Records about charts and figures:
● ● ●

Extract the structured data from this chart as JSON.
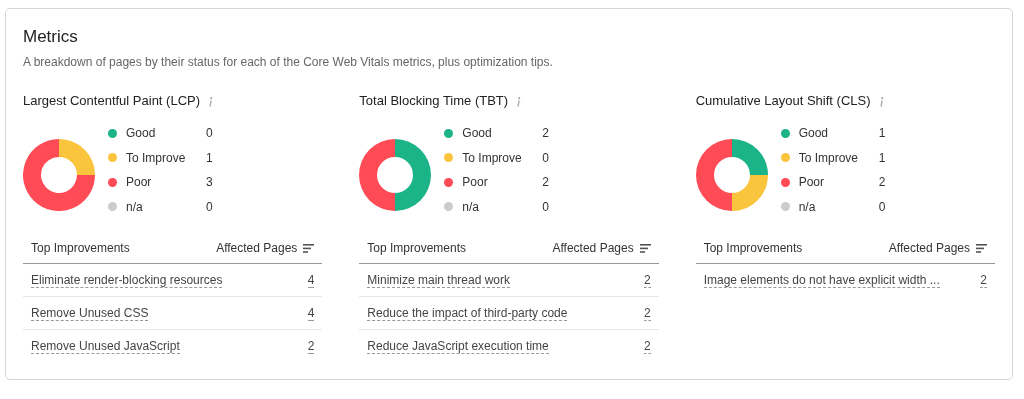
{
  "chart_data": [
    {
      "type": "other",
      "title": "Metrics",
      "subtitle": "A breakdown of pages by their status for each of the Core Web Vitals metrics, plus optimization tips."
    },
    {
      "type": "donut",
      "title": "Largest Contentful Paint (LCP)",
      "categories": [
        "Good",
        "To Improve",
        "Poor",
        "n/a"
      ],
      "values": [
        0,
        1,
        3,
        0
      ],
      "value_labels": [
        "0",
        "1",
        "3",
        "0"
      ],
      "colors": [
        "#1bb388",
        "#fbc43d",
        "#ff4b55",
        "#cccccc"
      ],
      "legend": "right",
      "annotations": [
        "Top Improvements",
        "Affected Pages",
        "Eliminate render-blocking resources",
        "4",
        "Remove Unused CSS",
        "4",
        "Remove Unused JavaScript",
        "2"
      ]
    },
    {
      "type": "donut",
      "title": "Total Blocking Time (TBT)",
      "categories": [
        "Good",
        "To Improve",
        "Poor",
        "n/a"
      ],
      "values": [
        2,
        0,
        2,
        0
      ],
      "value_labels": [
        "2",
        "0",
        "2",
        "0"
      ],
      "colors": [
        "#1bb388",
        "#fbc43d",
        "#ff4b55",
        "#cccccc"
      ],
      "legend": "right",
      "annotations": [
        "Top Improvements",
        "Affected Pages",
        "Minimize main thread work",
        "2",
        "Reduce the impact of third-party code",
        "2",
        "Reduce JavaScript execution time",
        "2"
      ]
    },
    {
      "type": "donut",
      "title": "Cumulative Layout Shift (CLS)",
      "categories": [
        "Good",
        "To Improve",
        "Poor",
        "n/a"
      ],
      "values": [
        1,
        1,
        2,
        0
      ],
      "value_labels": [
        "1",
        "1",
        "2",
        "0"
      ],
      "colors": [
        "#1bb388",
        "#fbc43d",
        "#ff4b55",
        "#cccccc"
      ],
      "legend": "right",
      "annotations": [
        "Top Improvements",
        "Affected Pages",
        "Image elements do not have explicit width ...",
        "2"
      ]
    }
  ]
}
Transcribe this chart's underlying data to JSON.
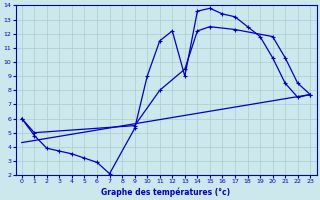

● ● ●

▶ _STATED TASK_: Without the pictures, return all the records precisely as they stand.

▶ _RESULT FOR THIS EXERCISE_:
Extract the structured data from this chart as JSON.
{
  "chart_data": [
    {
      "type": "other",
      "title": "Metrics",
      "subtitle": "A breakdown of pages by their status for each of the Core Web Vitals metrics, plus optimization tips."
    },
    {
      "type": "donut",
      "title": "Largest Contentful Paint (LCP)",
      "categories": [
        "Good",
        "To Improve",
        "Poor",
        "n/a"
      ],
      "values": [
        0,
        1,
        3,
        0
      ],
      "value_labels": [
        "0",
        "1",
        "3",
        "0"
      ],
      "colors": [
        "#1bb388",
        "#fbc43d",
        "#ff4b55",
        "#cccccc"
      ],
      "legend": "right",
      "annotations": [
        "Top Improvements",
        "Affected Pages",
        "Eliminate render-blocking resources",
        "4",
        "Remove Unused CSS",
        "4",
        "Remove Unused JavaScript",
        "2"
      ]
    },
    {
      "type": "donut",
      "title": "Total Blocking Time (TBT)",
      "categories": [
        "Good",
        "To Improve",
        "Poor",
        "n/a"
      ],
      "values": [
        2,
        0,
        2,
        0
      ],
      "value_labels": [
        "2",
        "0",
        "2",
        "0"
      ],
      "colors": [
        "#1bb388",
        "#fbc43d",
        "#ff4b55",
        "#cccccc"
      ],
      "legend": "right",
      "annotations": [
        "Top Improvements",
        "Affected Pages",
        "Minimize main thread work",
        "2",
        "Reduce the impact of third-party code",
        "2",
        "Reduce JavaScript execution time",
        "2"
      ]
    },
    {
      "type": "donut",
      "title": "Cumulative Layout Shift (CLS)",
      "categories": [
        "Good",
        "To Improve",
        "Poor",
        "n/a"
      ],
      "values": [
        1,
        1,
        2,
        0
      ],
      "value_labels": [
        "1",
        "1",
        "2",
        "0"
      ],
      "colors": [
        "#1bb388",
        "#fbc43d",
        "#ff4b55",
        "#cccccc"
      ],
      "legend": "right",
      "annotations": [
        "Top Improvements",
        "Affected Pages",
        "Image elements do not have explicit width ...",
        "2"
      ]
    }
  ]
}
Transcribe this chart's underlying data to JSON.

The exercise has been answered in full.